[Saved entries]
------
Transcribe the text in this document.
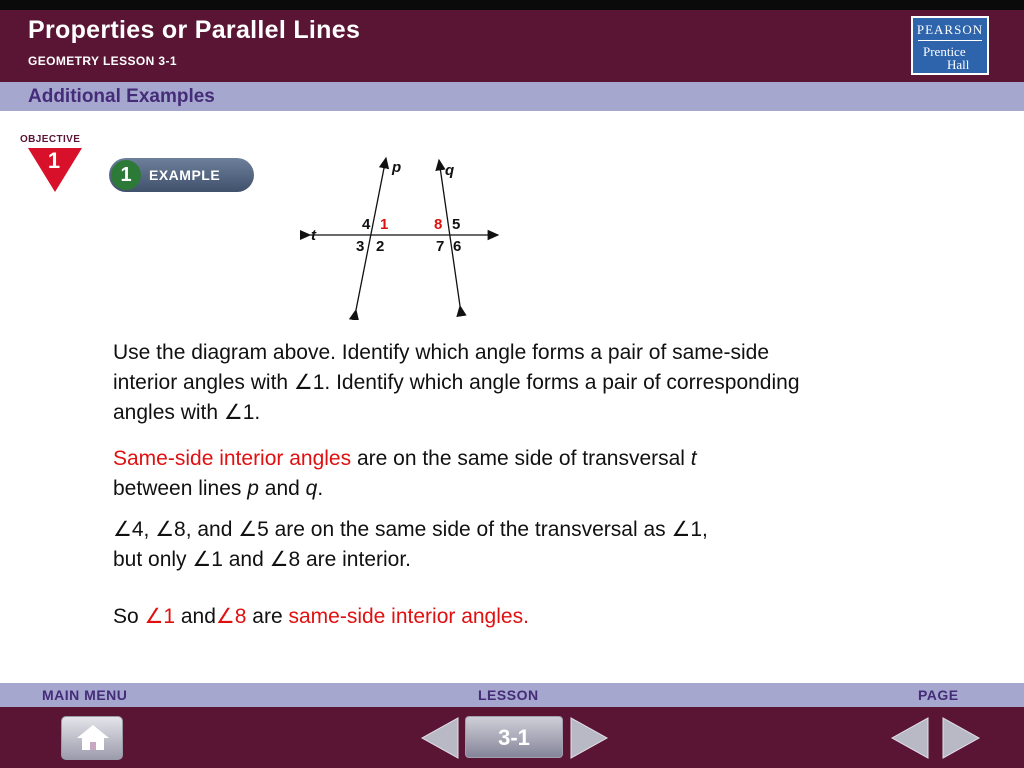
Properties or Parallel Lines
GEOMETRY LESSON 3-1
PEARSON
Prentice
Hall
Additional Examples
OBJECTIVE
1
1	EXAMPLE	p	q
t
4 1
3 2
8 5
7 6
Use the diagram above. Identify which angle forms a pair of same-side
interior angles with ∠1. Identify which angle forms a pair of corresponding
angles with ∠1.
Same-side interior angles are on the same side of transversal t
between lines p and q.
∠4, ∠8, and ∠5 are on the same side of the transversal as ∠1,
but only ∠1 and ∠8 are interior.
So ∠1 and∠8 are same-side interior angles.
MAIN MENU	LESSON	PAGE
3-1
------
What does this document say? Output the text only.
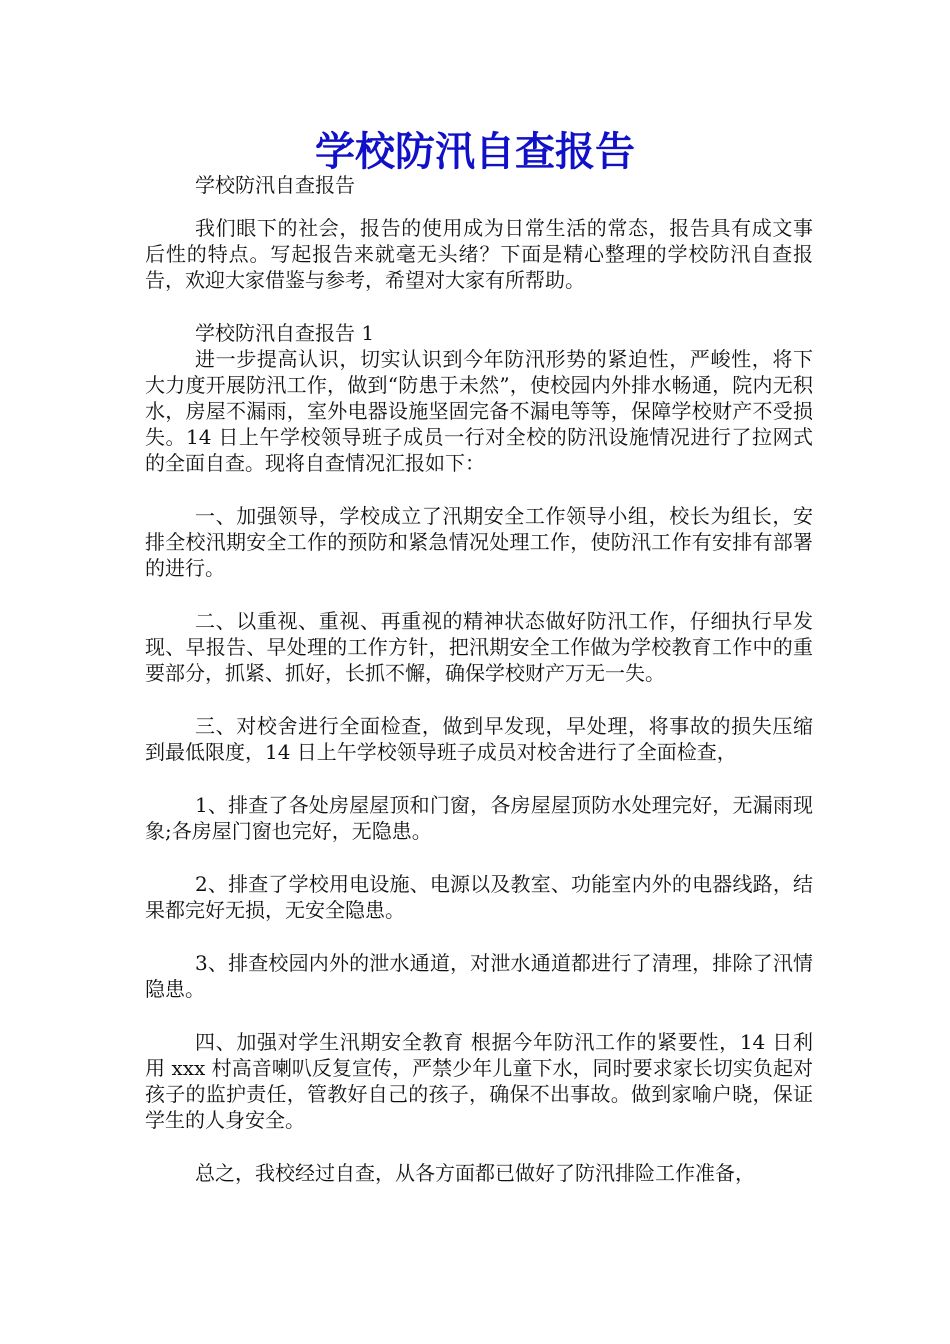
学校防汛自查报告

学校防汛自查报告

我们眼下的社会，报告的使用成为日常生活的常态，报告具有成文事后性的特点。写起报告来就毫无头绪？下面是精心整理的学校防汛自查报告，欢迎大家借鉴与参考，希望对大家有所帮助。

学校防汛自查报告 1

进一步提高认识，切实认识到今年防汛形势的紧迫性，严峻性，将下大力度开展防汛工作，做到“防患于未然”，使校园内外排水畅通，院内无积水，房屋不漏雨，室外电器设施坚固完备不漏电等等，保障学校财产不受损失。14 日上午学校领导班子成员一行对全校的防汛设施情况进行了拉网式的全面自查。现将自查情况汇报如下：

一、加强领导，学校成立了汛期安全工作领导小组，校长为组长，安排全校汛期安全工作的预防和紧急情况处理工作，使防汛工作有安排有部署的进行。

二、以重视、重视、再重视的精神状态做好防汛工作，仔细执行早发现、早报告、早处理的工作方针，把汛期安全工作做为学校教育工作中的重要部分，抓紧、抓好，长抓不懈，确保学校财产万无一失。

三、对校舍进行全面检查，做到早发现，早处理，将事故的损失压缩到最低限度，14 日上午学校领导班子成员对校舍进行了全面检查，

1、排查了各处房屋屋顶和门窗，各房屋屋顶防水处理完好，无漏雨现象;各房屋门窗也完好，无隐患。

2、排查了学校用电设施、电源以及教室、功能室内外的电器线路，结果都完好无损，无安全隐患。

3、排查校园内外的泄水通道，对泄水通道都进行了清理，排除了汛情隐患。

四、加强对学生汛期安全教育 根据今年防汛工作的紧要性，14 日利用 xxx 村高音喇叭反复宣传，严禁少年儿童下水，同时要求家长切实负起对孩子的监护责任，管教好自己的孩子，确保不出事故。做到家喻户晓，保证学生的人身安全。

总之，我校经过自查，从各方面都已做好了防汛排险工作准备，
------
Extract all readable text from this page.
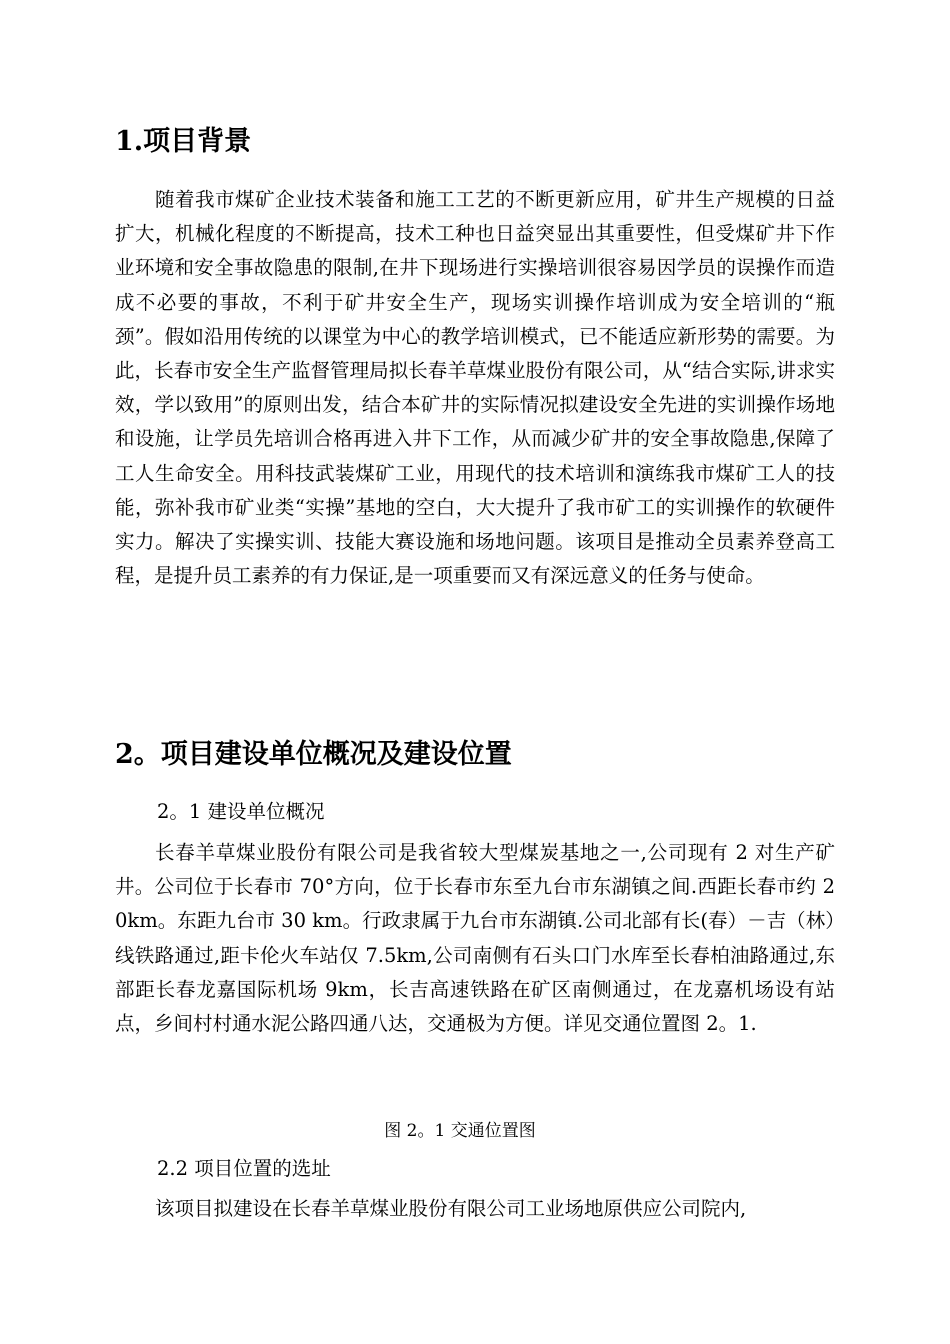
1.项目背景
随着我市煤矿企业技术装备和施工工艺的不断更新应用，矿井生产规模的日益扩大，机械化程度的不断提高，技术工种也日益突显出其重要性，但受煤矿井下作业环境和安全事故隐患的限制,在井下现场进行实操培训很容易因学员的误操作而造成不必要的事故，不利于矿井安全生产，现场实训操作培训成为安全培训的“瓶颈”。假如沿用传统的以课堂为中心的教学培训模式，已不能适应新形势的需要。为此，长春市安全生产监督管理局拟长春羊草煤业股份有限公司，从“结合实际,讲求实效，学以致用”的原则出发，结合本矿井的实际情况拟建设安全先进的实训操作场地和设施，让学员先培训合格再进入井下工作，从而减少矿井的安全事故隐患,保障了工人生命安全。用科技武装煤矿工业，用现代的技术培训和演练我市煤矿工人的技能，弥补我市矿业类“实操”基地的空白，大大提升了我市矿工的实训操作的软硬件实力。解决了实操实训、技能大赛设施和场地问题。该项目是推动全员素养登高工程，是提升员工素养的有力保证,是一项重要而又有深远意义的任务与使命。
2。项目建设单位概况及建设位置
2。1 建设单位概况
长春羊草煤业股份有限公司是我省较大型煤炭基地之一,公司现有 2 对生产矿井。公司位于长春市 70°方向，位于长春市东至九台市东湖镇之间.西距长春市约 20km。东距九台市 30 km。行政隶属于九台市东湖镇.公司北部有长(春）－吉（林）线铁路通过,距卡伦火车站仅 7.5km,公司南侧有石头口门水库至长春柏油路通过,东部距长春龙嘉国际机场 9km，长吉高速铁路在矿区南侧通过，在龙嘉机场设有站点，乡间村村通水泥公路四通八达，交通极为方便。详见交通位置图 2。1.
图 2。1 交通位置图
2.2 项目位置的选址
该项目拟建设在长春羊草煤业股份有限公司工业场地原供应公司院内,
------
• Stated goal: Identify the lines above with the word "forms". Copy them.

• Reply to the exercise:
Use the diagram above. Identify which angle forms a pair of same-side
interior angles with ∠1. Identify which angle forms a pair of corresponding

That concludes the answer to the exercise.